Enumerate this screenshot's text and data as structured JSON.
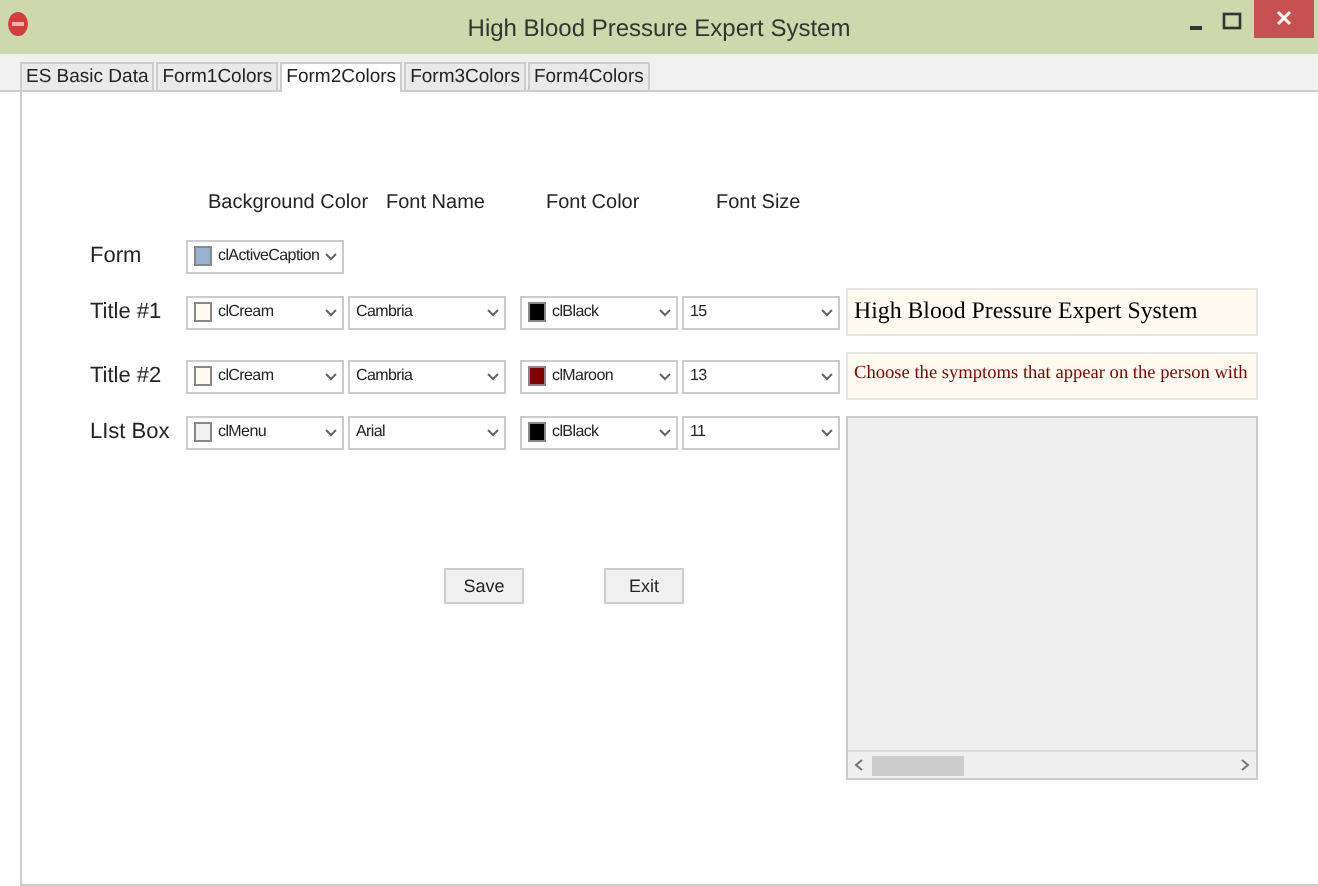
{
  "window": {
    "title": "High Blood Pressure Expert System"
  },
  "tabs": [
    {
      "label": "ES Basic Data",
      "selected": false
    },
    {
      "label": "Form1Colors",
      "selected": false
    },
    {
      "label": "Form2Colors",
      "selected": true
    },
    {
      "label": "Form3Colors",
      "selected": false
    },
    {
      "label": "Form4Colors",
      "selected": false
    }
  ],
  "column_headers": [
    "Background Color",
    "Font Name",
    "Font Color",
    "Font Size"
  ],
  "rows": [
    {
      "label": "Form",
      "background": {
        "value": "clActiveCaption",
        "color": "#99b4d1"
      }
    },
    {
      "label": "Title #1",
      "background": {
        "value": "clCream",
        "color": "#fffbf0"
      },
      "font_name": "Cambria",
      "font_color": {
        "value": "clBlack",
        "color": "#000000"
      },
      "font_size": "15"
    },
    {
      "label": "Title #2",
      "background": {
        "value": "clCream",
        "color": "#fffbf0"
      },
      "font_name": "Cambria",
      "font_color": {
        "value": "clMaroon",
        "color": "#800000"
      },
      "font_size": "13"
    },
    {
      "label": "LIst Box",
      "background": {
        "value": "clMenu",
        "color": "#f0f0f0"
      },
      "font_name": "Arial",
      "font_color": {
        "value": "clBlack",
        "color": "#000000"
      },
      "font_size": "11"
    }
  ],
  "previews": [
    {
      "text": "High Blood Pressure Expert System",
      "color": "#000000"
    },
    {
      "text": "Choose the symptoms that appear on the person with",
      "color": "#800000"
    }
  ],
  "buttons": [
    "Save",
    "Exit"
  ]
}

***

Problem statement = Copy every line above word for word and exclude the pictures.

Correct output =
Enumerate this screenshot's text and data as structured JSON.
{
  "window": {
    "title": "High Blood Pressure Expert System"
  },
  "tabs": [
    {
      "label": "ES Basic Data",
      "selected": false
    },
    {
      "label": "Form1Colors",
      "selected": false
    },
    {
      "label": "Form2Colors",
      "selected": true
    },
    {
      "label": "Form3Colors",
      "selected": false
    },
    {
      "label": "Form4Colors",
      "selected": false
    }
  ],
  "column_headers": [
    "Background Color",
    "Font Name",
    "Font Color",
    "Font Size"
  ],
  "rows": [
    {
      "label": "Form",
      "background": {
        "value": "clActiveCaption",
        "color": "#99b4d1"
      }
    },
    {
      "label": "Title #1",
      "background": {
        "value": "clCream",
        "color": "#fffbf0"
      },
      "font_name": "Cambria",
      "font_color": {
        "value": "clBlack",
        "color": "#000000"
      },
      "font_size": "15"
    },
    {
      "label": "Title #2",
      "background": {
        "value": "clCream",
        "color": "#fffbf0"
      },
      "font_name": "Cambria",
      "font_color": {
        "value": "clMaroon",
        "color": "#800000"
      },
      "font_size": "13"
    },
    {
      "label": "LIst Box",
      "background": {
        "value": "clMenu",
        "color": "#f0f0f0"
      },
      "font_name": "Arial",
      "font_color": {
        "value": "clBlack",
        "color": "#000000"
      },
      "font_size": "11"
    }
  ],
  "previews": [
    {
      "text": "High Blood Pressure Expert System",
      "color": "#000000"
    },
    {
      "text": "Choose the symptoms that appear on the person with",
      "color": "#800000"
    }
  ],
  "buttons": [
    "Save",
    "Exit"
  ]
}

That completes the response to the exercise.